## Stated exercise
Extract every line below that contains the word "Commits".

--- BEGIN The records ---

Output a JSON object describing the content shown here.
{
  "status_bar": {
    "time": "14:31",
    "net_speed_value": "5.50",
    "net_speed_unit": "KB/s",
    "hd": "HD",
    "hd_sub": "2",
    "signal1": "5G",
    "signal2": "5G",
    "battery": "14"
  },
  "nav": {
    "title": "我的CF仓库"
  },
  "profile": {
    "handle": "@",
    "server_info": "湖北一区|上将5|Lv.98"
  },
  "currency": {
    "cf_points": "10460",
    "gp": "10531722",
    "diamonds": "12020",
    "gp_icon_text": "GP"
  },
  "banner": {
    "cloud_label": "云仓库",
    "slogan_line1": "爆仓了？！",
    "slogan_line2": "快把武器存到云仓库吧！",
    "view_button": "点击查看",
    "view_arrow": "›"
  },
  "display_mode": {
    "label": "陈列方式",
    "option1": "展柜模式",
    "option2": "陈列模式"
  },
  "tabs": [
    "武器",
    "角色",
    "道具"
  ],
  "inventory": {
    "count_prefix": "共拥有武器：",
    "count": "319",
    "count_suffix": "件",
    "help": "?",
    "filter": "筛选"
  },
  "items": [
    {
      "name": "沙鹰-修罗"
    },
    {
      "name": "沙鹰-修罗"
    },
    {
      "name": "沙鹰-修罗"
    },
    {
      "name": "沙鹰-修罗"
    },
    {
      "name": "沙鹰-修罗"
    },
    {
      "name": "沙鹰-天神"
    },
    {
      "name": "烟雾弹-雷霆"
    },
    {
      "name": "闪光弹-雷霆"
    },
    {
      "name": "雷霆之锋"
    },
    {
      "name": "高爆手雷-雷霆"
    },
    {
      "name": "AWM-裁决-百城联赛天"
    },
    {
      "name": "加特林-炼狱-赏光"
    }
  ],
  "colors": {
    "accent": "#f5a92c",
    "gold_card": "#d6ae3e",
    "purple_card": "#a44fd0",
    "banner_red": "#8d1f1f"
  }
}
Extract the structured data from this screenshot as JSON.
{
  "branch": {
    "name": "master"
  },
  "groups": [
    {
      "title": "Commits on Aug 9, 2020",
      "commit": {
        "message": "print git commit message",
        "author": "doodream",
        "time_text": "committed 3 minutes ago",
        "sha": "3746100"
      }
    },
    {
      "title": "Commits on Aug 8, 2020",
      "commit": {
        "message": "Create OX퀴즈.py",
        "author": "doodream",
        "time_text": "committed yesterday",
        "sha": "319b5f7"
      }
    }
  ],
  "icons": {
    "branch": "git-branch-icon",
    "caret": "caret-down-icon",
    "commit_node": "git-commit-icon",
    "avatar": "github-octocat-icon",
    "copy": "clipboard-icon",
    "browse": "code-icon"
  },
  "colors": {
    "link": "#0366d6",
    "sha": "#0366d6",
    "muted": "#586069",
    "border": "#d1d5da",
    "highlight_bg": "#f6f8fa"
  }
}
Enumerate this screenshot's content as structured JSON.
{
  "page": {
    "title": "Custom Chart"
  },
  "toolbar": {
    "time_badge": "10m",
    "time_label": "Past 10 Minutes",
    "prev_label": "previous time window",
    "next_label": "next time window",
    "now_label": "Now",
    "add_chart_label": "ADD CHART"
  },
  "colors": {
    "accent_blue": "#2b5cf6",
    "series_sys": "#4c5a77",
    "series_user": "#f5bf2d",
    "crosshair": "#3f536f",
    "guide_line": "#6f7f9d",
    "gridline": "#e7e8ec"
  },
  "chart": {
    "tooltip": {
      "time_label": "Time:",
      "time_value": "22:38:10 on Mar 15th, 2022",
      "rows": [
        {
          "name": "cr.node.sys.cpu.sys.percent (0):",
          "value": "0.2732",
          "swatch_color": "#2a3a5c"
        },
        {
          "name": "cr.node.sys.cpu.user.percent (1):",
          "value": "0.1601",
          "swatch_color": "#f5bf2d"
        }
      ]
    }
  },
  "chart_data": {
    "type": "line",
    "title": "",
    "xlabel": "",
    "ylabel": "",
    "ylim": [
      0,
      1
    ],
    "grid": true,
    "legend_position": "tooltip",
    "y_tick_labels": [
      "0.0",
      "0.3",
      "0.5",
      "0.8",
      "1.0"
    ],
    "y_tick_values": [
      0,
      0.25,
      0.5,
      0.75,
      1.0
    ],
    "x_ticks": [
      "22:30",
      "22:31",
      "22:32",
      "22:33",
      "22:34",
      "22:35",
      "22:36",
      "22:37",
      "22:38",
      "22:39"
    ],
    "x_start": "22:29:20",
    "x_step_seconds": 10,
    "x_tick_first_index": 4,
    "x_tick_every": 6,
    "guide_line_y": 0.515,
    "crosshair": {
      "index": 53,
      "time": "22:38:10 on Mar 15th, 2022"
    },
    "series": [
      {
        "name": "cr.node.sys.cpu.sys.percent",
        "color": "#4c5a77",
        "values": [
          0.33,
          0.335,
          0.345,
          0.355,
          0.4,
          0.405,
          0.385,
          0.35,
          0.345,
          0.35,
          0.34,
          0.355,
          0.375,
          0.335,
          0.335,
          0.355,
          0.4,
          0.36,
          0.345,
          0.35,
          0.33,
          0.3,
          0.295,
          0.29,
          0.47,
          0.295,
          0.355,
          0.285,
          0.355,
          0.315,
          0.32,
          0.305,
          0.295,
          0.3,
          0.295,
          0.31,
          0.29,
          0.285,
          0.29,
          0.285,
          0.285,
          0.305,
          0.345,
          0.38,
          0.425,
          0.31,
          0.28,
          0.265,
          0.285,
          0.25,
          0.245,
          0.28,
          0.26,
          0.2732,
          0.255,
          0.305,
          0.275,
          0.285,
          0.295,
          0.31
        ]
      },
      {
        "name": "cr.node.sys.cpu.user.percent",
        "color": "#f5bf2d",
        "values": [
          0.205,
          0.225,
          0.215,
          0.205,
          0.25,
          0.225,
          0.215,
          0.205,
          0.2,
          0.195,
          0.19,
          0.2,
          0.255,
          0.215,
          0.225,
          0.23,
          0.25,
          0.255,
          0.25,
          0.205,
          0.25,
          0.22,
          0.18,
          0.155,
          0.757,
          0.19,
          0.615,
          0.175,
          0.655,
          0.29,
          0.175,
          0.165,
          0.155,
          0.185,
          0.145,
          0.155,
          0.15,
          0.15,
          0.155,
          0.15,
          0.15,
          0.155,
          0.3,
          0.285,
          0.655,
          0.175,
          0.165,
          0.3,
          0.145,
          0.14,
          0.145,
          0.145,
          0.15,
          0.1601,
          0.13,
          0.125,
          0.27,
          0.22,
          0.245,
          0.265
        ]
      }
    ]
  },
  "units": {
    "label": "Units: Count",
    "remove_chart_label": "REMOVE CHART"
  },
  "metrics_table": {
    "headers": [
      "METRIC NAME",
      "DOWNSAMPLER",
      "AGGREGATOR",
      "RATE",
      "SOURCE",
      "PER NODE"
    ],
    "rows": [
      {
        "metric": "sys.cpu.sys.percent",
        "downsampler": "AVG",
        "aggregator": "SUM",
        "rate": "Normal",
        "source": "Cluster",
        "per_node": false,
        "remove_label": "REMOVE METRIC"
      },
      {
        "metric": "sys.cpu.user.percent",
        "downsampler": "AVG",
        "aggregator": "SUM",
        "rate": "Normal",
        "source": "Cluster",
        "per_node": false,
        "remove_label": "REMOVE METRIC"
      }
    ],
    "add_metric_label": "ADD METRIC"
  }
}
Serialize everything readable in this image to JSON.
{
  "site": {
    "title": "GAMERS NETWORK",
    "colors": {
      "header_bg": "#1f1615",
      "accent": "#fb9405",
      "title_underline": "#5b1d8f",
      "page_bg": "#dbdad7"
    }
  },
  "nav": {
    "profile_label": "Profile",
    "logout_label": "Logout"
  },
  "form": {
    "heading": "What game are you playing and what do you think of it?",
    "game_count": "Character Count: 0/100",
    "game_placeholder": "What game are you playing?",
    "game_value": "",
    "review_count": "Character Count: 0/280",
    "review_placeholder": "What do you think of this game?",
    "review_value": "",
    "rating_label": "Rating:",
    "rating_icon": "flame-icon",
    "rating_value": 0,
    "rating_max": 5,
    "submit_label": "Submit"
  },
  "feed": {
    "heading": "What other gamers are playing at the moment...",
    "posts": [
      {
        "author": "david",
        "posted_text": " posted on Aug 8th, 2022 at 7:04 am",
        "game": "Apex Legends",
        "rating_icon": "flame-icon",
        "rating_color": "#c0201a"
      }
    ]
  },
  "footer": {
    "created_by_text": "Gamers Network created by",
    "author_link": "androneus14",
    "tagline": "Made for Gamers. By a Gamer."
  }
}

--- END The records ---

## Completed task
      "title": "Commits on Aug 9, 2020",
      "title": "Commits on Aug 8, 2020",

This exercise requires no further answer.